Directive: Check every line below for the word "важно" and copy the ones that have it.

Data to process:
------------------------------

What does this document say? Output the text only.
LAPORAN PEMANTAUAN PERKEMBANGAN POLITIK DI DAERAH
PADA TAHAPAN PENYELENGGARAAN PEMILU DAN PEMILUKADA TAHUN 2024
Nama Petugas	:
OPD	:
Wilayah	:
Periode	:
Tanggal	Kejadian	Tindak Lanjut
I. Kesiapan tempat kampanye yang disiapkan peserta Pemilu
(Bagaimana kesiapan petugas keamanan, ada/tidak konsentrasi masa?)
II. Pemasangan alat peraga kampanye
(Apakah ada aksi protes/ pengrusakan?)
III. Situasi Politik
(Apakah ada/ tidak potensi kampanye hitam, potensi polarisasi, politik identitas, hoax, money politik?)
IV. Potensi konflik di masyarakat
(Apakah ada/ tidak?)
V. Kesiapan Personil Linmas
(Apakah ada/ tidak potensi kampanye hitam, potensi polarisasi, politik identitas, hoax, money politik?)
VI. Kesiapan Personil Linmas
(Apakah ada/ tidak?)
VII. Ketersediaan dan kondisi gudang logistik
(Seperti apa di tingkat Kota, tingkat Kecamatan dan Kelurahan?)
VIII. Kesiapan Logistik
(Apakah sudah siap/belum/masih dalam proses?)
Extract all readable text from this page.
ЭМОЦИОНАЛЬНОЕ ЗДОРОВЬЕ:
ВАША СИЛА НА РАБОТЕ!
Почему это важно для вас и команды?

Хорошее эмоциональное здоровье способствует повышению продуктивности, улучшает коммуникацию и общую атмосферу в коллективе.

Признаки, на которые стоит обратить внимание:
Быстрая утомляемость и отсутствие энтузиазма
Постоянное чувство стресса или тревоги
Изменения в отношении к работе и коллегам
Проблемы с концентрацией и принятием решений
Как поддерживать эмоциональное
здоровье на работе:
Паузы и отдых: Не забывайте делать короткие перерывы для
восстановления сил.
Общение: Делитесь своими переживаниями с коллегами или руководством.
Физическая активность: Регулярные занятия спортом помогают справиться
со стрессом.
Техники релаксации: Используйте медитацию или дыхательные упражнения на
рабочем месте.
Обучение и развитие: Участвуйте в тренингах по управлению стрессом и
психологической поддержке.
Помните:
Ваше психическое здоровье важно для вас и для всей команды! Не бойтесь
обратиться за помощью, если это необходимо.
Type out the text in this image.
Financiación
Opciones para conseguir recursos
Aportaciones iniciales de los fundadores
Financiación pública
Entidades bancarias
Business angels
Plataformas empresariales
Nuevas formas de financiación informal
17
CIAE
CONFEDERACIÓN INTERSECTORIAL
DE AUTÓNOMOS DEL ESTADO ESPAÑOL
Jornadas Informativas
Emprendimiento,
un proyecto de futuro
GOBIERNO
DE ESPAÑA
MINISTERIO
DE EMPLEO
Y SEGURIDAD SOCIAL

------------------------------

Output for this task:
Почему это важно для вас и команды?
Ваше психическое здоровье важно для вас и для всей команды! Не бойтесь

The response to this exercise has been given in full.